- **Instructions for the task**
Each line that holds the word "image" is to be identified and copied.

- **Supplied entries**
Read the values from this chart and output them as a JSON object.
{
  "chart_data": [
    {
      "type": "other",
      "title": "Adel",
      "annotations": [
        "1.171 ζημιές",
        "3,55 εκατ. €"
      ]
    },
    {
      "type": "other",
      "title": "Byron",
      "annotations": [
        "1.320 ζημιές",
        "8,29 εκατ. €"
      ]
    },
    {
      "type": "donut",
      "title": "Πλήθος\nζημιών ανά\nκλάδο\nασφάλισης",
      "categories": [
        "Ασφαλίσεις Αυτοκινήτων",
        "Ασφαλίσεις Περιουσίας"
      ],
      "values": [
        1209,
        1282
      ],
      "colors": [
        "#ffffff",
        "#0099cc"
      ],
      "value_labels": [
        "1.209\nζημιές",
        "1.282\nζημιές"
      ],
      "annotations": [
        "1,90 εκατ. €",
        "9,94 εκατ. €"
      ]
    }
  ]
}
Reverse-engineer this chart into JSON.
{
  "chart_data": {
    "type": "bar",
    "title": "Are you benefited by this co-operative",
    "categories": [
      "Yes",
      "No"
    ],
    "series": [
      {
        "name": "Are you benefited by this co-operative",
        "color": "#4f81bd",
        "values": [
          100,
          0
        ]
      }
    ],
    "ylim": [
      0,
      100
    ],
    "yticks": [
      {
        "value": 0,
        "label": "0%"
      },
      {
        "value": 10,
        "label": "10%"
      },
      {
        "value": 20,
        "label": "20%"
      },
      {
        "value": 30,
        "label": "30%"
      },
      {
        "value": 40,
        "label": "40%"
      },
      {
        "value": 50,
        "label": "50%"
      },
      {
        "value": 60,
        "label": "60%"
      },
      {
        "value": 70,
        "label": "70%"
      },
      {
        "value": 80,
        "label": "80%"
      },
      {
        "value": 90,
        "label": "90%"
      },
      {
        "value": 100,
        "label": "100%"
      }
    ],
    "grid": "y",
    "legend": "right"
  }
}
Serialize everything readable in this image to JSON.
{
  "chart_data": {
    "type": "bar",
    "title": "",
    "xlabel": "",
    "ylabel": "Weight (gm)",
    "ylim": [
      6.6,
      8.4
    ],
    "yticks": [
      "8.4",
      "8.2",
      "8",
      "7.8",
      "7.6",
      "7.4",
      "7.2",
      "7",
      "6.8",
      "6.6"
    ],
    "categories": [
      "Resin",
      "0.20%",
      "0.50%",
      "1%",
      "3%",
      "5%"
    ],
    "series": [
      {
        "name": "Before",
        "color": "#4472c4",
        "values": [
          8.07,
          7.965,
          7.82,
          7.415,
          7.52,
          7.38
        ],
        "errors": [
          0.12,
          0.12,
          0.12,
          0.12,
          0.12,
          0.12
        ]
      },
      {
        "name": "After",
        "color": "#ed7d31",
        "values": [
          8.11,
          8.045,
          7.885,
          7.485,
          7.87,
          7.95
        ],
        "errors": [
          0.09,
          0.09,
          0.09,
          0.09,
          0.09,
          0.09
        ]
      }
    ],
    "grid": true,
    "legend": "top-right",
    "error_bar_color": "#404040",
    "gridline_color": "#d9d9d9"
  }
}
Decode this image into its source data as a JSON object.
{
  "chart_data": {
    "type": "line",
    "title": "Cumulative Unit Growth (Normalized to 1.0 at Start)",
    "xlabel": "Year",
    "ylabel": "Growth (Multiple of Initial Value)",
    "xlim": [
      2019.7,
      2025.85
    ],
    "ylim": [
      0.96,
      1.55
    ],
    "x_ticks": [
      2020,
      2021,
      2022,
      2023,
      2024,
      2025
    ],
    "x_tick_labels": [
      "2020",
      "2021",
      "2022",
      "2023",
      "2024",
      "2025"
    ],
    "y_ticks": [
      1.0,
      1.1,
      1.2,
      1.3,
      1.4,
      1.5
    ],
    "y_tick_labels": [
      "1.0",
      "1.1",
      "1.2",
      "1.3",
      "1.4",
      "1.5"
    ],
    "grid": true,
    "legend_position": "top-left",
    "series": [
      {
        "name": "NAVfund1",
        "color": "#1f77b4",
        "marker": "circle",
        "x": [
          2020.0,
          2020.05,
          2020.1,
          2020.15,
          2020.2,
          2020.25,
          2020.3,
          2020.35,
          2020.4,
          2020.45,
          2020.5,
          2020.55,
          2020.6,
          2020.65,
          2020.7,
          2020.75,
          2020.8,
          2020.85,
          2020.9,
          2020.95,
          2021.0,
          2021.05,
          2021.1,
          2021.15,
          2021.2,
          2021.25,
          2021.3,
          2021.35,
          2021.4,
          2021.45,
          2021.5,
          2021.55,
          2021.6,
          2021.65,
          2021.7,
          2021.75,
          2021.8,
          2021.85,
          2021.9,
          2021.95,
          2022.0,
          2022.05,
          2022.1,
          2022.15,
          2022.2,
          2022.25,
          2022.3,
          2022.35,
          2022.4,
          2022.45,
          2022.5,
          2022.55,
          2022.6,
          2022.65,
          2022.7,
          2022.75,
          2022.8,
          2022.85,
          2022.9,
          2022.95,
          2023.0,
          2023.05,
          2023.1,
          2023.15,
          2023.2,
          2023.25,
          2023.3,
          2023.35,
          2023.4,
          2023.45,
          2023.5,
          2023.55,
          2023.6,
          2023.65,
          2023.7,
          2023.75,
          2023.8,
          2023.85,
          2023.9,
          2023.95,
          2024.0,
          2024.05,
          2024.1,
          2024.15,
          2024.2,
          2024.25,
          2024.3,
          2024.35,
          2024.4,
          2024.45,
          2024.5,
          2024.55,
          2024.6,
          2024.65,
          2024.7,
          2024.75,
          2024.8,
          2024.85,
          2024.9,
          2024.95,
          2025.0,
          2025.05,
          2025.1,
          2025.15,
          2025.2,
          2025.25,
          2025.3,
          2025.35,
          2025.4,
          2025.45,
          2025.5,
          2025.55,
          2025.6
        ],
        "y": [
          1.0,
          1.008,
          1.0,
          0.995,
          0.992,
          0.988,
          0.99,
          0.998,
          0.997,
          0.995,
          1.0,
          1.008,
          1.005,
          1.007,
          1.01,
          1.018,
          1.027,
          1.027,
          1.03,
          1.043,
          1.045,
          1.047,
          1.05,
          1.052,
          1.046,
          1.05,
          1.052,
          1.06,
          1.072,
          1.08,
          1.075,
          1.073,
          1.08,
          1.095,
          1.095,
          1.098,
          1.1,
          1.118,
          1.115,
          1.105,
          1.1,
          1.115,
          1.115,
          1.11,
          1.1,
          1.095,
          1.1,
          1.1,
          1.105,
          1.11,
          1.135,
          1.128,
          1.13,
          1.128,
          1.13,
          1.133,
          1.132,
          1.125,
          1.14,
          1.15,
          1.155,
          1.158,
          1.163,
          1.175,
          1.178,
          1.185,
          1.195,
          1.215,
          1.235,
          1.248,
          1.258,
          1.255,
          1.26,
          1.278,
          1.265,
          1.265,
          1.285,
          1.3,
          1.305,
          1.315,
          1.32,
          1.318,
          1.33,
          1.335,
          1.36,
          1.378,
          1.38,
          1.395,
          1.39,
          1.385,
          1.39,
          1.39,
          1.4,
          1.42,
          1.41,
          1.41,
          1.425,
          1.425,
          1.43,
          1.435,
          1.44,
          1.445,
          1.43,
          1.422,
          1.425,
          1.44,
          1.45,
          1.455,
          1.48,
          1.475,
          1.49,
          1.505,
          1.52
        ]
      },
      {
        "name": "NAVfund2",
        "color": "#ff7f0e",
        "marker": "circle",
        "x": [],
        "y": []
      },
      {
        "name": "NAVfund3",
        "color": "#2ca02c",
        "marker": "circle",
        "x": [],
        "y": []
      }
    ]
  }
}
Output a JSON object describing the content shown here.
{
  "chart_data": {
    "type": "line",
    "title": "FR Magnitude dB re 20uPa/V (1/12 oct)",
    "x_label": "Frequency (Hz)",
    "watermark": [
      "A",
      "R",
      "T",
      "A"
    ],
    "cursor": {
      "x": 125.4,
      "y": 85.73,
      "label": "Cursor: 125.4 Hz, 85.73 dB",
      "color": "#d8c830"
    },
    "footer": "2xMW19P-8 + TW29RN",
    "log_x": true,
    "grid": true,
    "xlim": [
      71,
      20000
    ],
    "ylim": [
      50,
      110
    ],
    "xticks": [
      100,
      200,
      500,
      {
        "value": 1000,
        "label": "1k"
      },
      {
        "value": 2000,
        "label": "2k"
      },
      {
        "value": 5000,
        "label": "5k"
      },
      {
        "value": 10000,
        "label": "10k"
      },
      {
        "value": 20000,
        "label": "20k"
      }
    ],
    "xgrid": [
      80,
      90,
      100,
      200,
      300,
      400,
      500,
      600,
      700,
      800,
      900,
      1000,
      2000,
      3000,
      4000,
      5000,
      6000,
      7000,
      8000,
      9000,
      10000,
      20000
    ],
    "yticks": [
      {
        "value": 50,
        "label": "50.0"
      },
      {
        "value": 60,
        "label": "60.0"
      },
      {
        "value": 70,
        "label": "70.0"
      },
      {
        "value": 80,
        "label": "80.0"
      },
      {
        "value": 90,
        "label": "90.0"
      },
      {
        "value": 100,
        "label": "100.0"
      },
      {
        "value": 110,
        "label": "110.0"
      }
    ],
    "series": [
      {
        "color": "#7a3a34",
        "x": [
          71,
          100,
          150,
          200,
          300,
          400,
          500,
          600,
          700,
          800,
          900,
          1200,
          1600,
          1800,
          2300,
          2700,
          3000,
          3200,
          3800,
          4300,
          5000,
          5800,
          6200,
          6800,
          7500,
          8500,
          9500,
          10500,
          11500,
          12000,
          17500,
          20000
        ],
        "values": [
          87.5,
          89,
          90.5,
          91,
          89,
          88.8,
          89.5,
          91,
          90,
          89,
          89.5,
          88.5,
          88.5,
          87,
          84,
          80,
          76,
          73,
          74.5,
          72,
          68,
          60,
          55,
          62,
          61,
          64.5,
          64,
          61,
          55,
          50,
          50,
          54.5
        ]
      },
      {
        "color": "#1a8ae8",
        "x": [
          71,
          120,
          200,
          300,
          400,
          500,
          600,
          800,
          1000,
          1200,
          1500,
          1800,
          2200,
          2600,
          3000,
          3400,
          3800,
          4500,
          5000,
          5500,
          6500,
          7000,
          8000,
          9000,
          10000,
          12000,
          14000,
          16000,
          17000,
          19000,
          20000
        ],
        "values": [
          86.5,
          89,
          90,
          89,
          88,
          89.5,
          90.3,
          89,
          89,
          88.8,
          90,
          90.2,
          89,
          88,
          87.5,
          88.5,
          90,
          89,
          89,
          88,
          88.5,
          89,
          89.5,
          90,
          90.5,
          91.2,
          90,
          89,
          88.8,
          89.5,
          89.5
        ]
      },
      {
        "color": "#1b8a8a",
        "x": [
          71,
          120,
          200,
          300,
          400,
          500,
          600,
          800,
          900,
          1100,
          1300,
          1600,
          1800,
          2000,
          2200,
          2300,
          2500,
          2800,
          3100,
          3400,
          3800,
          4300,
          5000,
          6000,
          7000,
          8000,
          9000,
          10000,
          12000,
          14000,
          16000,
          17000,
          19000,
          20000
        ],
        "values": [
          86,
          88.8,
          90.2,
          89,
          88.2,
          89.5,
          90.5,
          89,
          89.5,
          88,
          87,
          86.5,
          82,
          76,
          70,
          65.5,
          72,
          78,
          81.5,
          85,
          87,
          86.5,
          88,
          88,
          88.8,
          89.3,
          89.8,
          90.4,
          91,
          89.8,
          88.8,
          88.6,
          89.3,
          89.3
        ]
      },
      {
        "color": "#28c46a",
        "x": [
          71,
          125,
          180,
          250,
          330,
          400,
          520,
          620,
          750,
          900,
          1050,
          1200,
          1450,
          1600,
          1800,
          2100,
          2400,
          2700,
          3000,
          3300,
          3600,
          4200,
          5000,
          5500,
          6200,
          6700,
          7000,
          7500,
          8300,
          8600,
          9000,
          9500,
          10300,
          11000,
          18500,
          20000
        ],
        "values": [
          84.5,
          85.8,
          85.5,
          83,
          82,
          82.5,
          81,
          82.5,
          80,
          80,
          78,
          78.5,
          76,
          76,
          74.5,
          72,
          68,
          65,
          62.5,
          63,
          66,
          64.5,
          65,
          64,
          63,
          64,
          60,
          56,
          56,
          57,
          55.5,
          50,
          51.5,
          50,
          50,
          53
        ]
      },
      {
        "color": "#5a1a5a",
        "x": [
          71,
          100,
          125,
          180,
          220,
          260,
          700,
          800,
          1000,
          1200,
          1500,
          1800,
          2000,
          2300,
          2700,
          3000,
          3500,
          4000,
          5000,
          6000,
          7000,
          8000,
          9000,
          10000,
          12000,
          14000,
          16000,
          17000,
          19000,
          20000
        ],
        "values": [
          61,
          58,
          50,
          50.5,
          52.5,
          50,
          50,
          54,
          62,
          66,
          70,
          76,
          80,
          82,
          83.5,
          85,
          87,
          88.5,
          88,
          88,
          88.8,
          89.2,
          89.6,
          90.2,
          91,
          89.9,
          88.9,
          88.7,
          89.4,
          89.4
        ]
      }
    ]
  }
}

- **Worked solution**
Serialize everything readable in this image to JSON.
Decode this image into its source data as a JSON object.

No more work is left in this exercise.